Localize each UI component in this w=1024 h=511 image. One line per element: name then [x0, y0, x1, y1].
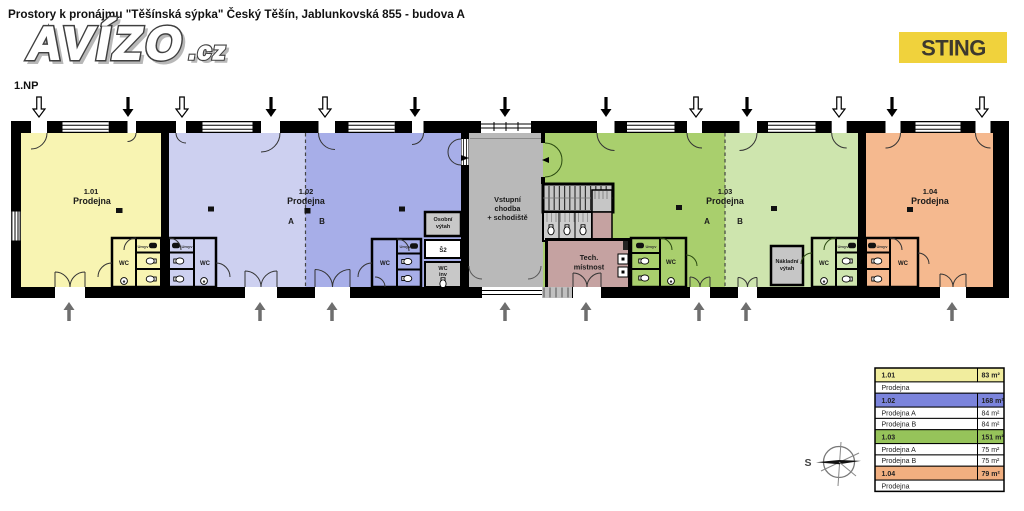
svg-text:inv: inv: [439, 272, 448, 278]
svg-text:Vstupní: Vstupní: [494, 195, 522, 204]
svg-text:WC: WC: [380, 261, 391, 267]
svg-text:1.03: 1.03: [882, 434, 896, 441]
svg-text:1.04: 1.04: [923, 187, 938, 196]
svg-text:chodba: chodba: [495, 204, 522, 213]
svg-text:A: A: [704, 217, 710, 226]
svg-text:WC: WC: [119, 261, 130, 267]
svg-text:Umyv: Umyv: [838, 244, 850, 249]
svg-text:Prodejna: Prodejna: [911, 196, 949, 206]
svg-text:168 m²: 168 m²: [982, 398, 1005, 405]
svg-text:Prodejna: Prodejna: [287, 196, 325, 206]
svg-text:83 m²: 83 m²: [982, 373, 1001, 380]
svg-text:1.03: 1.03: [718, 187, 733, 196]
svg-text:Prodejna: Prodejna: [882, 385, 910, 392]
svg-text:Prodejna: Prodejna: [882, 483, 910, 490]
svg-text:STING: STING: [921, 36, 986, 61]
svg-text:Prodejna: Prodejna: [73, 196, 111, 206]
svg-text:1.01: 1.01: [84, 187, 99, 196]
svg-text:Umyv: Umyv: [182, 244, 194, 249]
svg-text:1.04: 1.04: [882, 471, 896, 478]
svg-text:Umyv: Umyv: [138, 244, 150, 249]
svg-text:Tech.: Tech.: [580, 253, 599, 262]
svg-text:WC: WC: [819, 261, 830, 267]
svg-text:+ schodiště: + schodiště: [487, 213, 527, 222]
svg-text:1.NP: 1.NP: [14, 80, 38, 92]
svg-text:WC: WC: [666, 260, 677, 266]
svg-text:Umyv: Umyv: [400, 244, 412, 249]
svg-text:WC: WC: [200, 261, 211, 267]
svg-text:75 m²: 75 m²: [982, 447, 1001, 454]
svg-text:Prodejna B: Prodejna B: [882, 458, 917, 465]
svg-text:79 m²: 79 m²: [982, 471, 1001, 478]
svg-text:84 m²: 84 m²: [982, 410, 1001, 417]
svg-text:místnost: místnost: [574, 263, 605, 272]
svg-text:Prodejna: Prodejna: [706, 196, 744, 206]
svg-text:A: A: [288, 217, 294, 226]
svg-text:B: B: [737, 217, 743, 226]
svg-text:84 m²: 84 m²: [982, 422, 1001, 429]
svg-text:151 m²: 151 m²: [982, 434, 1005, 441]
svg-text:.cz: .cz: [187, 38, 230, 65]
svg-text:Umyv: Umyv: [877, 244, 889, 249]
svg-text:S: S: [804, 457, 811, 469]
svg-text:Prodejna A: Prodejna A: [882, 410, 917, 417]
svg-text:75 m²: 75 m²: [982, 458, 1001, 465]
svg-text:Š2: Š2: [439, 246, 447, 254]
svg-text:Umyv: Umyv: [646, 244, 658, 249]
svg-text:Nákladní: Nákladní: [776, 259, 799, 265]
svg-text:výtah: výtah: [780, 266, 795, 272]
svg-text:1.02: 1.02: [299, 187, 314, 196]
svg-text:1.01: 1.01: [882, 373, 896, 380]
svg-text:1.02: 1.02: [882, 398, 896, 405]
svg-text:Prodejna B: Prodejna B: [882, 422, 917, 429]
svg-text:WC: WC: [898, 261, 909, 267]
svg-text:Osobní: Osobní: [434, 217, 453, 223]
svg-text:B: B: [319, 217, 325, 226]
svg-text:výtah: výtah: [436, 224, 451, 230]
svg-text:AVÍZO: AVÍZO: [24, 17, 190, 69]
svg-text:Prodejna A: Prodejna A: [882, 447, 917, 454]
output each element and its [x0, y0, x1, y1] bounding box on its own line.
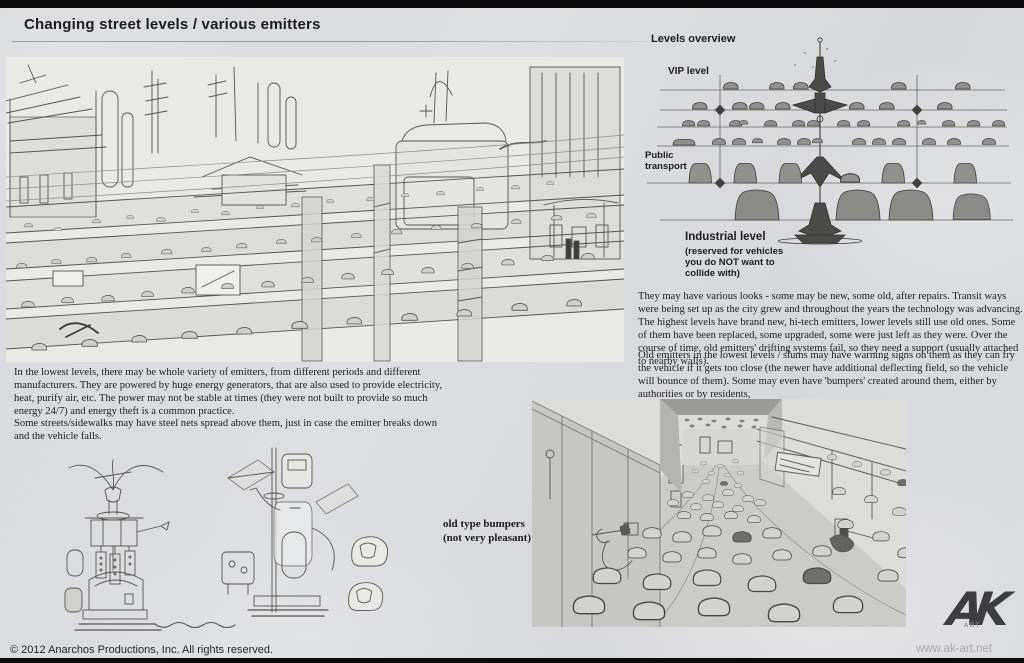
public-transport-label: Public transport	[645, 150, 701, 172]
old-emitters-sketch	[55, 442, 440, 638]
bumpers-caption-note: (not very pleasant)	[443, 531, 531, 545]
paragraph-emitters-variety: In the lowest levels, there may be whole…	[14, 367, 444, 419]
website-url: www.ak-art.net	[916, 643, 992, 655]
street-canyon-sketch	[532, 399, 906, 627]
parked-vehicles	[349, 537, 388, 611]
page: Changing street levels / various emitter…	[0, 0, 1024, 663]
ground-line	[155, 623, 235, 628]
paragraph-steel-nets: Some streets/sidewalks may have steel ne…	[14, 418, 444, 444]
industrial-level-note: (reserved for vehicles you do NOT want t…	[685, 247, 787, 279]
copyright-text: © 2012 Anarchos Productions, Inc. All ri…	[10, 644, 273, 656]
bottom-black-bar	[0, 658, 1024, 663]
ak-logo: AK ART	[948, 594, 1018, 644]
vip-level-label: VIP level	[668, 66, 709, 77]
title-divider	[12, 41, 704, 42]
industrial-level-label: Industrial level	[685, 231, 766, 243]
paragraph-old-emitters: Old emitters in the lowest levels / slum…	[638, 350, 1024, 402]
top-black-bar	[0, 0, 1024, 8]
specks	[794, 48, 835, 67]
ak-logo-art-label: ART	[964, 623, 981, 629]
left-emitter-machine	[65, 460, 169, 630]
bumpers-caption-label: old type bumpers	[443, 517, 531, 531]
page-title: Changing street levels / various emitter…	[24, 16, 321, 33]
bumpers-caption: old type bumpers (not very pleasant)	[443, 517, 531, 545]
main-city-sketch	[6, 57, 624, 362]
right-emitter-machine	[222, 448, 358, 616]
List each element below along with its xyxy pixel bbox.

** Task to carry out **
Copy out, character for character, the lines from the one containing "150, 701, 172]" through the one containing "623, 235, 628]", inclusive.

** Result of the task **
public-transport-label: Public transport	[645, 150, 701, 172]
old-emitters-sketch	[55, 442, 440, 638]
bumpers-caption-note: (not very pleasant)	[443, 531, 531, 545]
paragraph-emitters-variety: In the lowest levels, there may be whole…	[14, 367, 444, 419]
website-url: www.ak-art.net	[916, 643, 992, 655]
street-canyon-sketch	[532, 399, 906, 627]
parked-vehicles	[349, 537, 388, 611]
page: Changing street levels / various emitter…	[0, 0, 1024, 663]
ground-line	[155, 623, 235, 628]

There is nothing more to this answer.